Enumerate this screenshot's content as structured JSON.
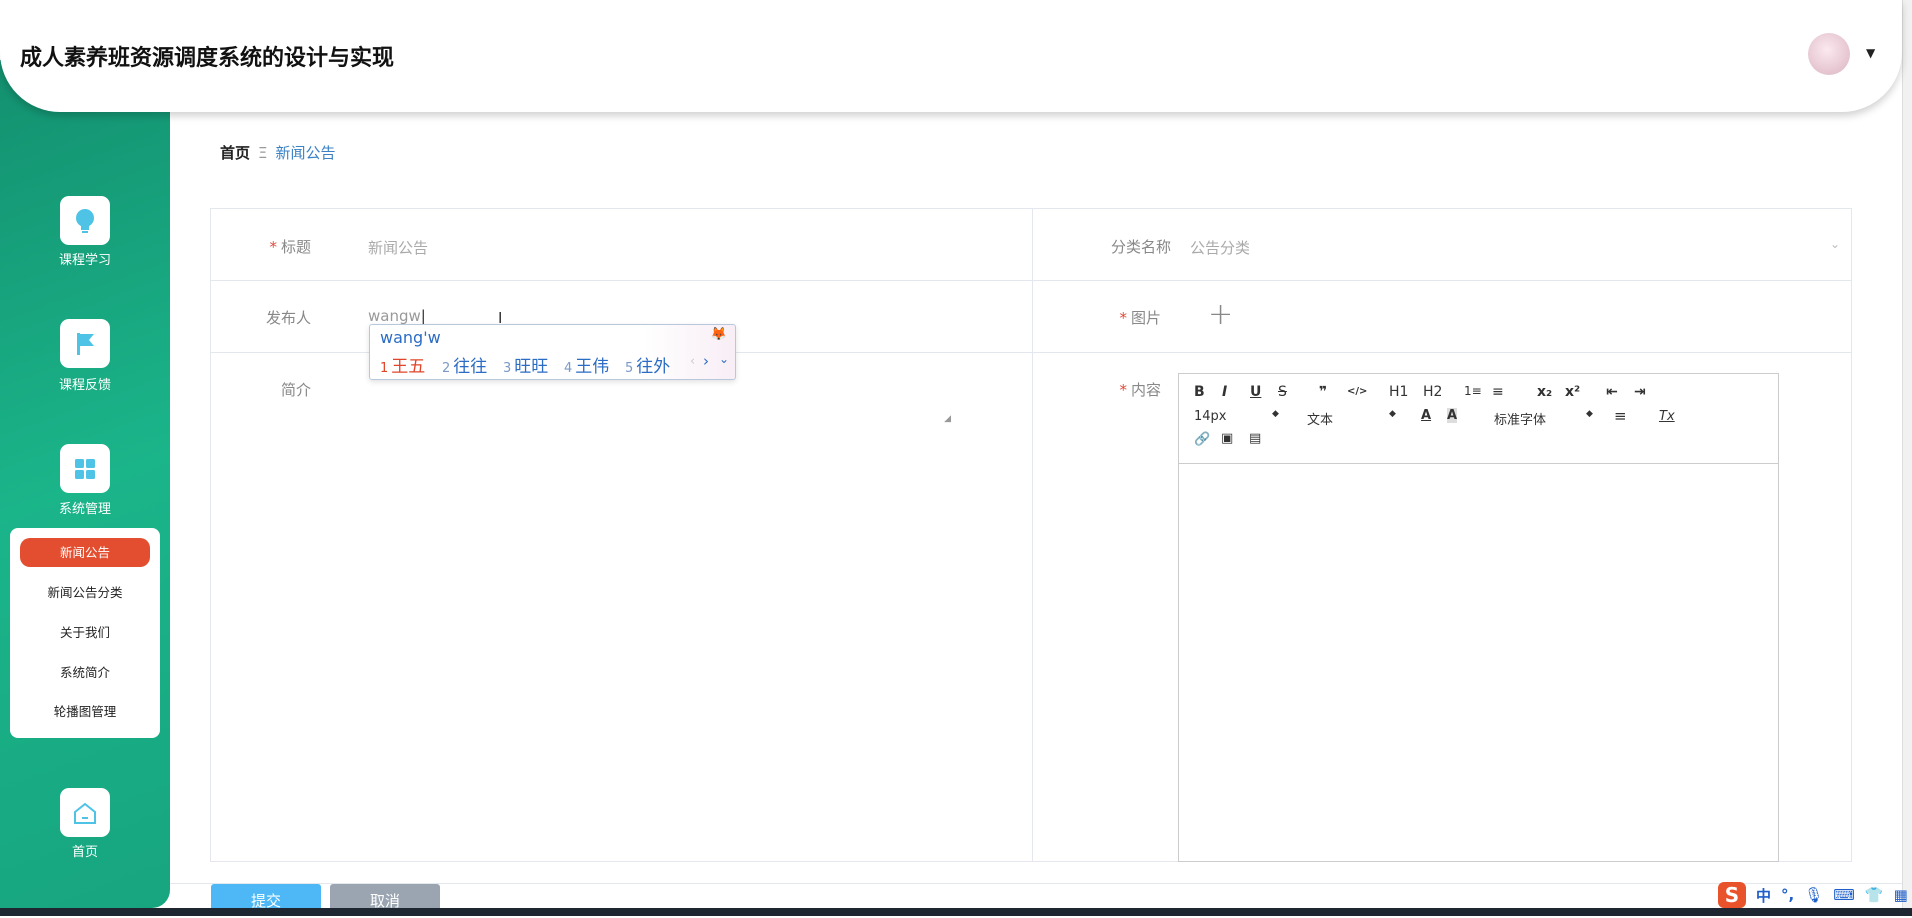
{
  "header": {
    "title": "成人素养班资源调度系统的设计与实现",
    "avatar_icon": "user-avatar",
    "dropdown_icon": "caret-down"
  },
  "sidebar": {
    "items": [
      {
        "label": "课程学习",
        "icon": "lightbulb-icon"
      },
      {
        "label": "课程反馈",
        "icon": "flag-icon"
      },
      {
        "label": "系统管理",
        "icon": "grid-icon"
      },
      {
        "label": "首页",
        "icon": "home-icon"
      }
    ],
    "submenu": [
      {
        "label": "新闻公告",
        "active": true
      },
      {
        "label": "新闻公告分类"
      },
      {
        "label": "关于我们"
      },
      {
        "label": "系统简介"
      },
      {
        "label": "轮播图管理"
      }
    ],
    "active_color": "#e24e2f"
  },
  "breadcrumb": {
    "home": "首页",
    "separator": "Ξ",
    "current": "新闻公告"
  },
  "form": {
    "title_label": "标题",
    "title_value": "新闻公告",
    "category_label": "分类名称",
    "category_value": "公告分类",
    "publisher_label": "发布人",
    "publisher_value": "wangw",
    "image_label": "图片",
    "image_add": "+",
    "summary_label": "简介",
    "content_label": "内容",
    "required_mark": "*"
  },
  "editor": {
    "row1": [
      "B",
      "I",
      "U",
      "S",
      "❞",
      "</>",
      "H1",
      "H2",
      "1≡",
      "≡",
      "x₂",
      "x²",
      "⇤",
      "⇥"
    ],
    "font_size": "14px",
    "text_style": "文本",
    "font_family": "标准字体",
    "clear_format": "Tx"
  },
  "ime": {
    "composition": "wang'w",
    "candidates": [
      {
        "n": "1",
        "text": "王五"
      },
      {
        "n": "2",
        "text": "往往"
      },
      {
        "n": "3",
        "text": "旺旺"
      },
      {
        "n": "4",
        "text": "王伟"
      },
      {
        "n": "5",
        "text": "往外"
      }
    ]
  },
  "buttons": {
    "submit": "提交",
    "cancel": "取消",
    "submit_color": "#4db8f5",
    "cancel_color": "#9aa5b1"
  },
  "tray": {
    "ime_mode": "中",
    "punct": "°,"
  }
}
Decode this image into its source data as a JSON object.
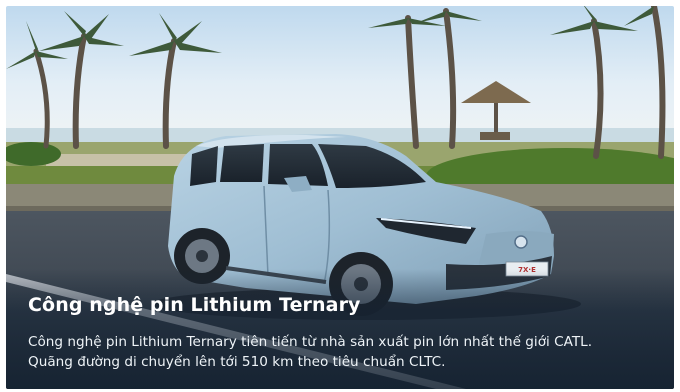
{
  "banner": {
    "image": {
      "subject": "light-blue-electric-mpv-car",
      "setting": "beach-road-with-palm-trees",
      "plate_text": "7X·E"
    },
    "title": "Công nghệ pin Lithium Ternary",
    "description_lines": [
      "Công nghệ pin Lithium Ternary tiên tiến từ nhà sản xuất pin lớn nhất thế giới CATL.",
      "Quãng đường di chuyển lên tới 510 km theo tiêu chuẩn CLTC."
    ]
  }
}
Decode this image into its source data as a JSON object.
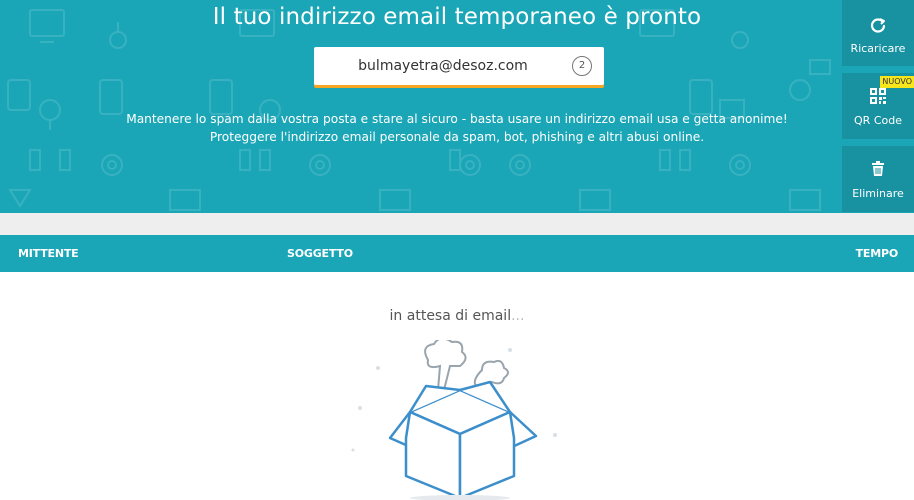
{
  "hero": {
    "title": "Il tuo indirizzo email temporaneo è pronto",
    "email": "bulmayetra@desoz.com",
    "copy_count": "2",
    "description": "Mantenere lo spam dalla vostra posta e stare al sicuro - basta usare un indirizzo email usa e getta anonime! Proteggere l'indirizzo email personale da spam, bot, phishing e altri abusi online."
  },
  "side": {
    "refresh_label": "Ricaricare",
    "qr_label": "QR Code",
    "new_badge": "NUOVO",
    "delete_label": "Eliminare"
  },
  "table": {
    "col_sender": "MITTENTE",
    "col_subject": "SOGGETTO",
    "col_time": "TEMPO"
  },
  "inbox": {
    "waiting_text": "in attesa di email",
    "waiting_dots": "..."
  },
  "colors": {
    "primary": "#1aa6b7",
    "primary_dark": "#1891a1",
    "accent": "#f5a623",
    "badge": "#f7e61b",
    "illustration": "#4a90c8"
  }
}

----------------------------------------

Set down all the data again exactly as above, pictures excluded.

- COMPLETED EXERCISE:
Enumerate this screenshot's content as structured JSON.
{
  "header": {
    "title": "成人素养班资源调度系统的设计与实现",
    "avatar_icon": "user-avatar",
    "dropdown_icon": "caret-down"
  },
  "sidebar": {
    "items": [
      {
        "label": "课程学习",
        "icon": "lightbulb-icon"
      },
      {
        "label": "课程反馈",
        "icon": "flag-icon"
      },
      {
        "label": "系统管理",
        "icon": "grid-icon"
      },
      {
        "label": "首页",
        "icon": "home-icon"
      }
    ],
    "submenu": [
      {
        "label": "新闻公告",
        "active": true
      },
      {
        "label": "新闻公告分类"
      },
      {
        "label": "关于我们"
      },
      {
        "label": "系统简介"
      },
      {
        "label": "轮播图管理"
      }
    ],
    "active_color": "#e24e2f"
  },
  "breadcrumb": {
    "home": "首页",
    "separator": "Ξ",
    "current": "新闻公告"
  },
  "form": {
    "title_label": "标题",
    "title_value": "新闻公告",
    "category_label": "分类名称",
    "category_value": "公告分类",
    "publisher_label": "发布人",
    "publisher_value": "wangw",
    "image_label": "图片",
    "image_add": "+",
    "summary_label": "简介",
    "content_label": "内容",
    "required_mark": "*"
  },
  "editor": {
    "row1": [
      "B",
      "I",
      "U",
      "S",
      "❞",
      "</>",
      "H1",
      "H2",
      "1≡",
      "≡",
      "x₂",
      "x²",
      "⇤",
      "⇥"
    ],
    "font_size": "14px",
    "text_style": "文本",
    "font_family": "标准字体",
    "clear_format": "Tx"
  },
  "ime": {
    "composition": "wang'w",
    "candidates": [
      {
        "n": "1",
        "text": "王五"
      },
      {
        "n": "2",
        "text": "往往"
      },
      {
        "n": "3",
        "text": "旺旺"
      },
      {
        "n": "4",
        "text": "王伟"
      },
      {
        "n": "5",
        "text": "往外"
      }
    ]
  },
  "buttons": {
    "submit": "提交",
    "cancel": "取消",
    "submit_color": "#4db8f5",
    "cancel_color": "#9aa5b1"
  },
  "tray": {
    "ime_mode": "中",
    "punct": "°,"
  }
}
Decode this image into its source data as a JSON object.
{
  "banner": {
    "image": {
      "subject": "light-blue-electric-mpv-car",
      "setting": "beach-road-with-palm-trees",
      "plate_text": "7X·E"
    },
    "title": "Công nghệ pin Lithium Ternary",
    "description_lines": [
      "Công nghệ pin Lithium Ternary tiên tiến từ nhà sản xuất pin lớn nhất thế giới CATL.",
      "Quãng đường di chuyển lên tới 510 km theo tiêu chuẩn CLTC."
    ]
  }
}
Decode this image into its source data as a JSON object.
{
  "hero": {
    "title": "Il tuo indirizzo email temporaneo è pronto",
    "email": "bulmayetra@desoz.com",
    "copy_count": "2",
    "description": "Mantenere lo spam dalla vostra posta e stare al sicuro - basta usare un indirizzo email usa e getta anonime! Proteggere l'indirizzo email personale da spam, bot, phishing e altri abusi online."
  },
  "side": {
    "refresh_label": "Ricaricare",
    "qr_label": "QR Code",
    "new_badge": "NUOVO",
    "delete_label": "Eliminare"
  },
  "table": {
    "col_sender": "MITTENTE",
    "col_subject": "SOGGETTO",
    "col_time": "TEMPO"
  },
  "inbox": {
    "waiting_text": "in attesa di email",
    "waiting_dots": "..."
  },
  "colors": {
    "primary": "#1aa6b7",
    "primary_dark": "#1891a1",
    "accent": "#f5a623",
    "badge": "#f7e61b",
    "illustration": "#4a90c8"
  }
}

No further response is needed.